[INSTRUCTIONS TO FOLLOW] Select lines where the word "parkirnu" appears.

Data records
=======

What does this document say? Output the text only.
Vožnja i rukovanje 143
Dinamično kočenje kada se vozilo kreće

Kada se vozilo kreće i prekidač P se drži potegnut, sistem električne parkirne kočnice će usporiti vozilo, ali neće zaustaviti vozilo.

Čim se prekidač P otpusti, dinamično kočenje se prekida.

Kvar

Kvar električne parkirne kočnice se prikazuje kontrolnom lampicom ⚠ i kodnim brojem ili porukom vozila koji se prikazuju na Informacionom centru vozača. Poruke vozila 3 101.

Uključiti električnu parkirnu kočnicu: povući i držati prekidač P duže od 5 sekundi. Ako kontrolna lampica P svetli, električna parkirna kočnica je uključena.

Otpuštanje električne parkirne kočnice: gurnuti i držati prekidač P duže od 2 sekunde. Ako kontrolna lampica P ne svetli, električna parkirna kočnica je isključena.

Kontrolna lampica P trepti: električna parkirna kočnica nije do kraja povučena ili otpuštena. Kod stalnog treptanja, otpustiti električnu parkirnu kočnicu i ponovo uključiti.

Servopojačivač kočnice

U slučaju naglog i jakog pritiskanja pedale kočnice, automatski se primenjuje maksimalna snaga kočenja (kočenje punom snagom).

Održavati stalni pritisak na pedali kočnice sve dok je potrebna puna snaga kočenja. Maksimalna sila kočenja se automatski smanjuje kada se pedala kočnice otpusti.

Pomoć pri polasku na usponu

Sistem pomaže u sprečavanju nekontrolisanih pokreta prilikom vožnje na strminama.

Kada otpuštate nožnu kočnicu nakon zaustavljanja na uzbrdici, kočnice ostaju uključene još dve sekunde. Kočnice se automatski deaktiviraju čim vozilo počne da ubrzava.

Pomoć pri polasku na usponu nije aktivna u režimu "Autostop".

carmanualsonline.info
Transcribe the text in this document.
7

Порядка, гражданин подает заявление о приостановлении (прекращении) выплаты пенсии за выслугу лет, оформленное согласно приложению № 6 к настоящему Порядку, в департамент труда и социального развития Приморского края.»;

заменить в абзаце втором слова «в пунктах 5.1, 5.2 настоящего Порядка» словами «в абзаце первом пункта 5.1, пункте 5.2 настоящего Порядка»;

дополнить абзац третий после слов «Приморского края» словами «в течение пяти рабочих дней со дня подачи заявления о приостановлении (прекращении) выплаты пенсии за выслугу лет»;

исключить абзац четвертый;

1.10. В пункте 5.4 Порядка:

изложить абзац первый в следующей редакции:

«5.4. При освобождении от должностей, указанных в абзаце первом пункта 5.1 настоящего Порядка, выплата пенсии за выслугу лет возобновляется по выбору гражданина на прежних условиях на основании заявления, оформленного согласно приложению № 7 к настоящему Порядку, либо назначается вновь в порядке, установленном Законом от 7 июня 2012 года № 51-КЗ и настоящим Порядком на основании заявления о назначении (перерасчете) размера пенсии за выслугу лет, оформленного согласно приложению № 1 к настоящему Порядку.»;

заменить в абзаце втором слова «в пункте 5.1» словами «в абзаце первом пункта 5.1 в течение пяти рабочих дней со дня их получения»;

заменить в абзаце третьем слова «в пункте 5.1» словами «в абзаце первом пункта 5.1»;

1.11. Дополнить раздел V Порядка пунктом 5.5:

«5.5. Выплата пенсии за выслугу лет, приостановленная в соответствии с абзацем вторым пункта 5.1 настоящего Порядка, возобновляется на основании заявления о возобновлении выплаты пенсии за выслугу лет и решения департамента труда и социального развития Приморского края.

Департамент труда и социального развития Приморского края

=======

[TASK OUTPUT]
Uključiti električnu parkirnu kočnicu: povući i držati prekidač P duže od 5 sekundi. Ako kontrolna lampica P svetli, električna parkirna kočnica je uključena.
Kontrolna lampica P trepti: električna parkirna kočnica nije do kraja povučena ili otpuštena. Kod stalnog treptanja, otpustiti električnu parkirnu kočnicu i ponovo uključiti.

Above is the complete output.